• DIRECTION
Tally the lines that include the word "grid" and reply with nothing but the total.

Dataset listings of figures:
=====
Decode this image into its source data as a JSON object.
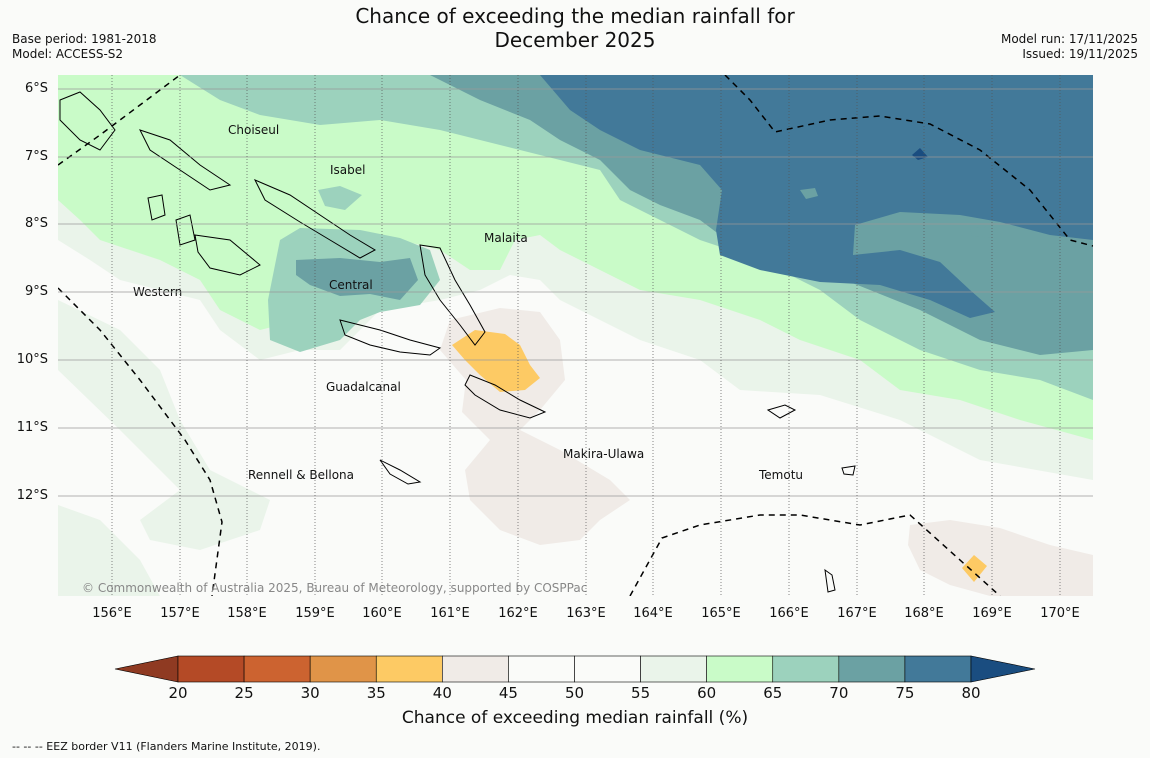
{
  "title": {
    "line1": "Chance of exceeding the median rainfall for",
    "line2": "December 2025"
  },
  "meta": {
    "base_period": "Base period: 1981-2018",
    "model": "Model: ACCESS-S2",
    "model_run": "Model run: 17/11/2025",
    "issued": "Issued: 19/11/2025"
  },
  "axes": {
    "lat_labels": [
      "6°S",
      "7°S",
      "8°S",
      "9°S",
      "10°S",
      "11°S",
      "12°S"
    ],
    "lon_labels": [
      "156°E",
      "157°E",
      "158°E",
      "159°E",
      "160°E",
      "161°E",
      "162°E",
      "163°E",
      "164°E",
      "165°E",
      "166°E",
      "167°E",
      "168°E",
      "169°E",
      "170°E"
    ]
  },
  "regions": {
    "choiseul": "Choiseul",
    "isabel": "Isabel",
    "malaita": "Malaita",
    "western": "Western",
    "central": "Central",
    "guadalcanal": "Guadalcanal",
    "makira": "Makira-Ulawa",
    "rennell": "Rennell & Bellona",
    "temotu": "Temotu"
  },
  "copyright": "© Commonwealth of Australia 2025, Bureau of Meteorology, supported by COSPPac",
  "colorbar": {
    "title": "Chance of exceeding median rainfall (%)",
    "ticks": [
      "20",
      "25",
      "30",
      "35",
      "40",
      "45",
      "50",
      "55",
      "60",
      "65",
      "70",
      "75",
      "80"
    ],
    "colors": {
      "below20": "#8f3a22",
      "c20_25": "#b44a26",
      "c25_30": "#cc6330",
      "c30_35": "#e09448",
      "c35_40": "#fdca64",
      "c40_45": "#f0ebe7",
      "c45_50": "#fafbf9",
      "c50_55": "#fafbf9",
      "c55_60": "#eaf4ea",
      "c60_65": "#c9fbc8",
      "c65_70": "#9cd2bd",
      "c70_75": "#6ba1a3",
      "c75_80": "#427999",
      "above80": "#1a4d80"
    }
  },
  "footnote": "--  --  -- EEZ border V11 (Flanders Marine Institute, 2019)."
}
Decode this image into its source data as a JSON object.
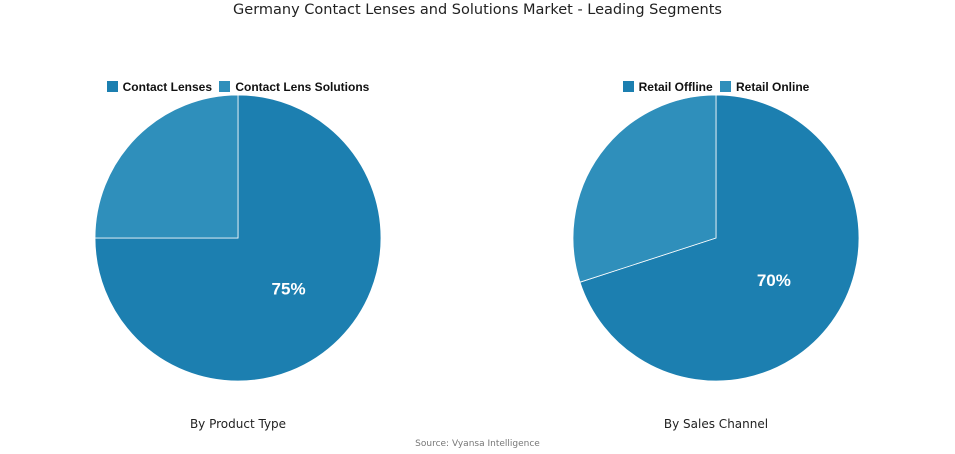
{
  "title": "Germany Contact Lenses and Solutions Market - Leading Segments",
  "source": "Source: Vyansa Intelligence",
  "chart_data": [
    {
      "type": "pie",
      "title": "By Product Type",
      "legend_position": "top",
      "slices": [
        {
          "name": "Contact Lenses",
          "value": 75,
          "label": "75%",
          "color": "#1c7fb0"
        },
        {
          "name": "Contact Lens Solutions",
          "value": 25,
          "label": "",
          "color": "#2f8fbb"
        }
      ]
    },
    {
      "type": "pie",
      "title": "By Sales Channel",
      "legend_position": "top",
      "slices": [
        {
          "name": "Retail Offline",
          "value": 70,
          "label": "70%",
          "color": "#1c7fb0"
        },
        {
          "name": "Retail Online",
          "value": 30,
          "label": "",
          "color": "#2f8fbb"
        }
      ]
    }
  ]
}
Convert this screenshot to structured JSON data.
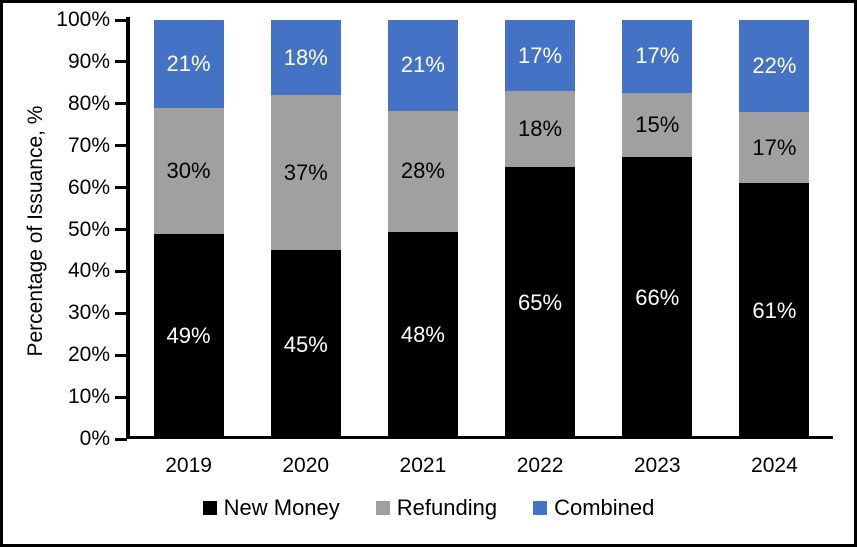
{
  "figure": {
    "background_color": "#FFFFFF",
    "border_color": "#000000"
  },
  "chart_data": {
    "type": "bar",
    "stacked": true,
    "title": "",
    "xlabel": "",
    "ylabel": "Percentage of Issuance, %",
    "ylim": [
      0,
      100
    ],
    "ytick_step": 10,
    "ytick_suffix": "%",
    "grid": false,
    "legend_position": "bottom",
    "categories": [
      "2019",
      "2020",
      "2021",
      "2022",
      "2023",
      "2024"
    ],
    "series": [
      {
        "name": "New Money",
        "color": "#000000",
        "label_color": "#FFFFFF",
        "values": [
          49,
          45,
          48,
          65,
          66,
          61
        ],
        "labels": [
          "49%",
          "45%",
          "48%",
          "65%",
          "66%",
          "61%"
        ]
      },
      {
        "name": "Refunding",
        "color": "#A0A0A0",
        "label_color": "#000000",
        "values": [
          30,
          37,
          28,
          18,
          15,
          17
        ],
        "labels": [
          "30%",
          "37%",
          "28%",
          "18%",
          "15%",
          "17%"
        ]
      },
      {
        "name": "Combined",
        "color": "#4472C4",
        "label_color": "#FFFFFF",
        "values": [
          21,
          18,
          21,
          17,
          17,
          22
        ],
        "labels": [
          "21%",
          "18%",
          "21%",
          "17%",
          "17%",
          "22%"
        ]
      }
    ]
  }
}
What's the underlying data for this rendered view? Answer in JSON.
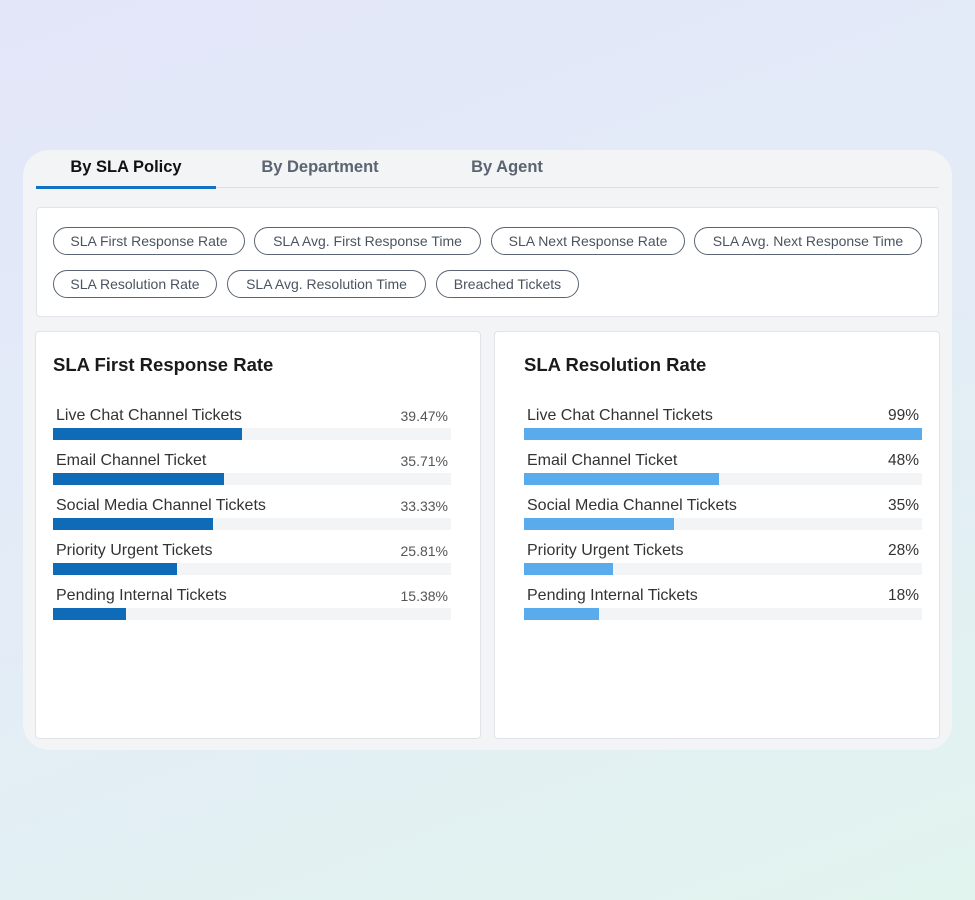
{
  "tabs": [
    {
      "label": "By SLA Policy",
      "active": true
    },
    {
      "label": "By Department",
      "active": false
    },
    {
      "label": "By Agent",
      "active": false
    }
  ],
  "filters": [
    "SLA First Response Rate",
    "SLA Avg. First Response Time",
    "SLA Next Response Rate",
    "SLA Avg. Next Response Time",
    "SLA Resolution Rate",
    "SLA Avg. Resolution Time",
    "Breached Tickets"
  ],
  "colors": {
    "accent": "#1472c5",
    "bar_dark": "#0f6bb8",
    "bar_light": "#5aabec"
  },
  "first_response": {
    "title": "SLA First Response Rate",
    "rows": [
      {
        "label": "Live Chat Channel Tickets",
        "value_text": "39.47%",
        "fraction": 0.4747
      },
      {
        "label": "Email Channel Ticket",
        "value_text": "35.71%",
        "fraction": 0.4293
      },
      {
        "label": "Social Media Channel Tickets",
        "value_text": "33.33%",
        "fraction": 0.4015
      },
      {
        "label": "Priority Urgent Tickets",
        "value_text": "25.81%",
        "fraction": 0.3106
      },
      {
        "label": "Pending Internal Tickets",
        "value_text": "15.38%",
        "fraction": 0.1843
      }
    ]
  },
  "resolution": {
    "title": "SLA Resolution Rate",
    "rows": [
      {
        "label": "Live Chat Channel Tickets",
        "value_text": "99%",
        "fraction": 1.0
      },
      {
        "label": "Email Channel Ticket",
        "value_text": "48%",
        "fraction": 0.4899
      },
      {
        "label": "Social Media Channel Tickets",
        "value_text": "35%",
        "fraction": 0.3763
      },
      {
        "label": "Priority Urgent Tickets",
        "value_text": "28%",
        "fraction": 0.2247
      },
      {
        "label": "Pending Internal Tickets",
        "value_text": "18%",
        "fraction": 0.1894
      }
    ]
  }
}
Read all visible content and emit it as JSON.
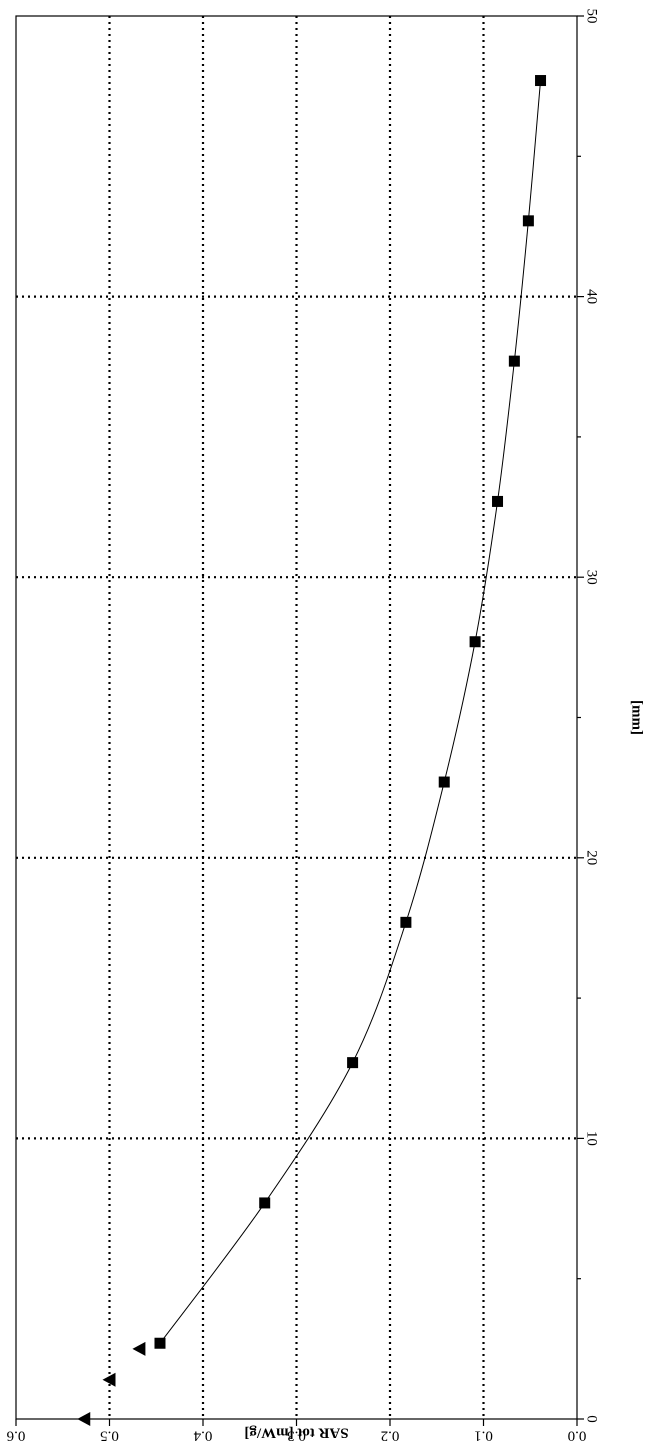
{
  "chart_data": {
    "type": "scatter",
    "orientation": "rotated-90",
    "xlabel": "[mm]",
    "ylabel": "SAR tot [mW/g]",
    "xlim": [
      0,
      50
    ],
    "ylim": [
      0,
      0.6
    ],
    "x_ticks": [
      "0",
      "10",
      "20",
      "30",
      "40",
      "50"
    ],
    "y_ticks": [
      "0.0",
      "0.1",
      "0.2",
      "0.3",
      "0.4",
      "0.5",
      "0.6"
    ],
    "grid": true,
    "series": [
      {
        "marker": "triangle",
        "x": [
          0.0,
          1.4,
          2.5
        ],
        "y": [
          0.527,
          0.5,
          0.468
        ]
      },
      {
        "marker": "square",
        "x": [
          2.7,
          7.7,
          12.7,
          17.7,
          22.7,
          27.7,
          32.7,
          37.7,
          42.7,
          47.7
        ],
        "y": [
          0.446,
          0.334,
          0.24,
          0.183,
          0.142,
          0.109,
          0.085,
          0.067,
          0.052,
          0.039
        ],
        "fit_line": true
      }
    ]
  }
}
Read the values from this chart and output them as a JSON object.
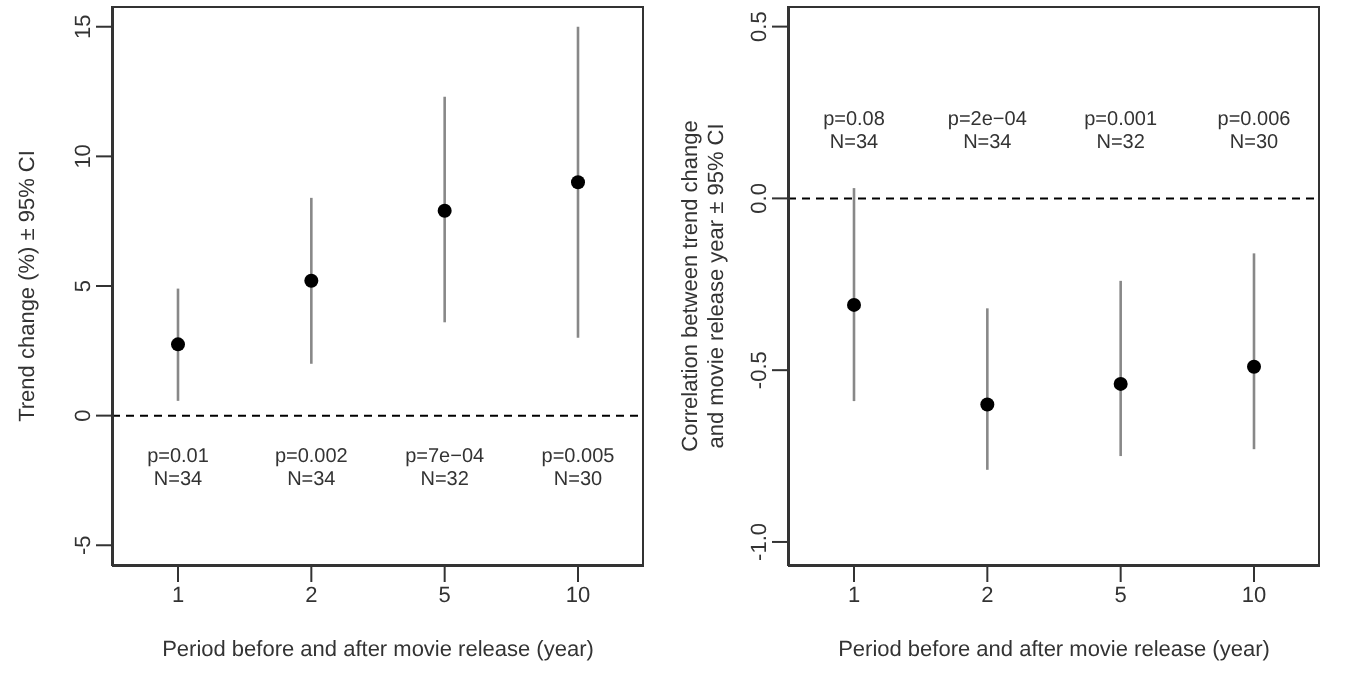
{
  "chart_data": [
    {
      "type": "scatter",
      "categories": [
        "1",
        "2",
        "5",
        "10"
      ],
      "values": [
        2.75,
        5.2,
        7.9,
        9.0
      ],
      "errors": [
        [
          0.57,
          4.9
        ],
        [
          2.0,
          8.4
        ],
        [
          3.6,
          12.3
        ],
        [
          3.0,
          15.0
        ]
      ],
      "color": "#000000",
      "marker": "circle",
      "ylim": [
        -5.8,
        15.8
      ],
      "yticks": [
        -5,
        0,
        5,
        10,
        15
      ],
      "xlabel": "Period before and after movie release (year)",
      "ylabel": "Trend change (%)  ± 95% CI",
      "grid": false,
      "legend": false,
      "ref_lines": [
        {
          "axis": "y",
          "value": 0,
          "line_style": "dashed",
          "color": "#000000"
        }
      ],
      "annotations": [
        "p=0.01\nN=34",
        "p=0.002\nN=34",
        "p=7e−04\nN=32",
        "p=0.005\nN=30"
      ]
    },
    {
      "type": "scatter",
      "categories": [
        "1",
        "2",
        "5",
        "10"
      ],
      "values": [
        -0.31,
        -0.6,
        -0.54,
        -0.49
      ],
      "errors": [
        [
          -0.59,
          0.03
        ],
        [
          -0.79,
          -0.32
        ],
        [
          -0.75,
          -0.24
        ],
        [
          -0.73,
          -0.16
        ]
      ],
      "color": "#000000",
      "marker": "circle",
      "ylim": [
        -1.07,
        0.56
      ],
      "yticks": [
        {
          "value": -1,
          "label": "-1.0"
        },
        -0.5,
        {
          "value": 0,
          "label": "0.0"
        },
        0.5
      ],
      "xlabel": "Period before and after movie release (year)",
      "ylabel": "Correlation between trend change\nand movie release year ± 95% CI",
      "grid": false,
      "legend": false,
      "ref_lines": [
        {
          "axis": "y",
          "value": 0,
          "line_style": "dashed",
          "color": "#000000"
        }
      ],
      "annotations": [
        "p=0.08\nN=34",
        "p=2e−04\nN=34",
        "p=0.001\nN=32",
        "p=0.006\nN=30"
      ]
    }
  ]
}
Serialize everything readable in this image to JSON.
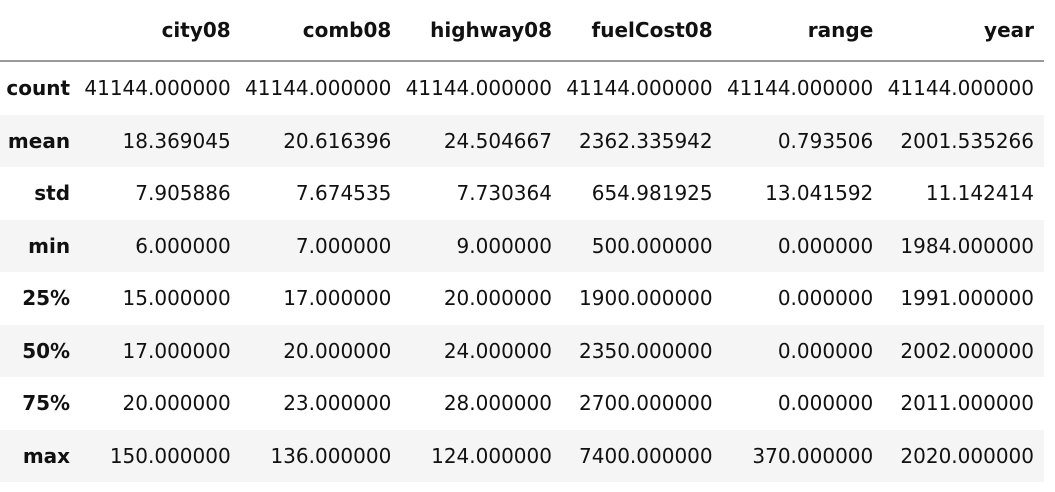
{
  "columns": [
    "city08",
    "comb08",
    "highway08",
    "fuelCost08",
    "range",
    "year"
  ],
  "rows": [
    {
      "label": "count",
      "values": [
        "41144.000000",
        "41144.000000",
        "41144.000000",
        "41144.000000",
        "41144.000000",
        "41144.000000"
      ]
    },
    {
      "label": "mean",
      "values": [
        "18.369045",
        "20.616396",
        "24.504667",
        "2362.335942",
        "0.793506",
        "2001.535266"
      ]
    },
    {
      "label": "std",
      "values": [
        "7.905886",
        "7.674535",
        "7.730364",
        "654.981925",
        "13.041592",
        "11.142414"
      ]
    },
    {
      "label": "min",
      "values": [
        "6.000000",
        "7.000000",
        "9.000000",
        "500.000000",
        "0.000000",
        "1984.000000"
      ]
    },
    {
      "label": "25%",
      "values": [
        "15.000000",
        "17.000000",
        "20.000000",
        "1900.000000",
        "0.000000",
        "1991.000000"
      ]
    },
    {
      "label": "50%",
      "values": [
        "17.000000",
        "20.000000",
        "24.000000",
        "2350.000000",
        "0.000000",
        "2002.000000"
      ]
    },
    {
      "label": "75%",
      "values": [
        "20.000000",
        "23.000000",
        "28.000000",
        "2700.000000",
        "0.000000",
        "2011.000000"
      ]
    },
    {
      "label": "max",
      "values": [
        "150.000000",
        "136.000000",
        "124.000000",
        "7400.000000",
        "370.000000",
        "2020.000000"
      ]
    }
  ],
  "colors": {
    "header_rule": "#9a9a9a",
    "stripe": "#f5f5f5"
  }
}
=====
• SOLUTION BELOW
4